== Source data ==
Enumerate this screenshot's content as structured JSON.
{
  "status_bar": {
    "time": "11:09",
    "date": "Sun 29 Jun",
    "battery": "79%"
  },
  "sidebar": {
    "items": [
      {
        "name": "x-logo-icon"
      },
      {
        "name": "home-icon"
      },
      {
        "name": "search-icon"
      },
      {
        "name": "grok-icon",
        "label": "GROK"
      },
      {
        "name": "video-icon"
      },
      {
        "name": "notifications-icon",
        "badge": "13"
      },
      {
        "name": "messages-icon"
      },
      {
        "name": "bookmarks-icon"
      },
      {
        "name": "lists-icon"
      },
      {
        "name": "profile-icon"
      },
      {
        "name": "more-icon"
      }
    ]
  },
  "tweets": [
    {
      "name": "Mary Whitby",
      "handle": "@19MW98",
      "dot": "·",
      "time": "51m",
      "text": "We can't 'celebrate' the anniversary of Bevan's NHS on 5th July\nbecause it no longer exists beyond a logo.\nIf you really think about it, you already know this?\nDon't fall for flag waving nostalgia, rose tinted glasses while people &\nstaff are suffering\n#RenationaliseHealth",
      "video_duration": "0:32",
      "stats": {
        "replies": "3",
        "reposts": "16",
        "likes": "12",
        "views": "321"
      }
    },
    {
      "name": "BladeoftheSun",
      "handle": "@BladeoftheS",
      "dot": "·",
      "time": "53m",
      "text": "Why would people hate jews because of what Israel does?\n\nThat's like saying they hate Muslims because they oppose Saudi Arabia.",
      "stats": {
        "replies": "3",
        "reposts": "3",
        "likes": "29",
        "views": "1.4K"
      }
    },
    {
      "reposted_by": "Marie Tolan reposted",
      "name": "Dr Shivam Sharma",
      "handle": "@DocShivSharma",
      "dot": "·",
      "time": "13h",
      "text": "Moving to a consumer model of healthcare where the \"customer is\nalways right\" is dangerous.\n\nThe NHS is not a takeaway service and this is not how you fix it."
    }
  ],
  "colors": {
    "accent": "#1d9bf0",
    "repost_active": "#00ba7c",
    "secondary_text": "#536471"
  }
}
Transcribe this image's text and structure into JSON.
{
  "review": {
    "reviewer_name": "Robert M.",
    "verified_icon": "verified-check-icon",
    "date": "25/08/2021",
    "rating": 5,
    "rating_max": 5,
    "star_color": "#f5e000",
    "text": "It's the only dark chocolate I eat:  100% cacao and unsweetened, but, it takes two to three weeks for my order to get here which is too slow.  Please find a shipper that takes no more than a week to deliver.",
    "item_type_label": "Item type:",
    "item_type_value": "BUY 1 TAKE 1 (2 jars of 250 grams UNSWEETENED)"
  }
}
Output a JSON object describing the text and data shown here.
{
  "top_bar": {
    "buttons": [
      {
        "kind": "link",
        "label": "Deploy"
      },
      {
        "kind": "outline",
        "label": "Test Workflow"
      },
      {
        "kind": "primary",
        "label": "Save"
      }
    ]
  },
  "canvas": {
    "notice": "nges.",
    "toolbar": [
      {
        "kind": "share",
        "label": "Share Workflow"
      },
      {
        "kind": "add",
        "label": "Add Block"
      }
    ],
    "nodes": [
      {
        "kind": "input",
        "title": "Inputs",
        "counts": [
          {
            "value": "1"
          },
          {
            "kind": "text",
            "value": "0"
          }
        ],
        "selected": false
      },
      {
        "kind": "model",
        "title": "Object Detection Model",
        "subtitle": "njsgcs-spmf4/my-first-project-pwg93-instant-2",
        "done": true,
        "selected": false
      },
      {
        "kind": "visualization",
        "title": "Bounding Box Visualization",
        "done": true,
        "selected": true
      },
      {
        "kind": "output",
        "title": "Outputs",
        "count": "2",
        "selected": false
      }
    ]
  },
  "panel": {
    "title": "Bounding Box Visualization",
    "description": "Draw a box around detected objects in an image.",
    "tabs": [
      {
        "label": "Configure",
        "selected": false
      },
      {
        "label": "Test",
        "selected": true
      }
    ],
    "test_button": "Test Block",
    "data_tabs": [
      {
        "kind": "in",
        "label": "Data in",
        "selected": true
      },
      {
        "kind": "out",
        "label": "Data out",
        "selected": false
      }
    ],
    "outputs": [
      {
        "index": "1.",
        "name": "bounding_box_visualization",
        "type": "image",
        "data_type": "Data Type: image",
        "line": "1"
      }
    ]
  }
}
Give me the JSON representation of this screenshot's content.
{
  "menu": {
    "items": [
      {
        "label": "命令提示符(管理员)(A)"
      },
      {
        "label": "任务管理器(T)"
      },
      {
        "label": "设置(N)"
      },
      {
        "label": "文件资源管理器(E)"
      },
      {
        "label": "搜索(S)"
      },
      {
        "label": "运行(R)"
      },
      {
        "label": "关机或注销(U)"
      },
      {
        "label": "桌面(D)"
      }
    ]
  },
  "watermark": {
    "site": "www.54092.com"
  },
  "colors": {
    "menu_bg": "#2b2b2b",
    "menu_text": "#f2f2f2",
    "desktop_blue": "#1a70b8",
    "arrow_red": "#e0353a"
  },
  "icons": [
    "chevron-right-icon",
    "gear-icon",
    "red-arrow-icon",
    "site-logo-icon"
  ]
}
===
# [Required work]
Select every line of the records holding the string "image".

# [Task solution]
Transcribe this image's text and structure into JSON.
    "description": "Draw a box around detected objects in an image.",
        "type": "image",
        "data_type": "Data Type: image",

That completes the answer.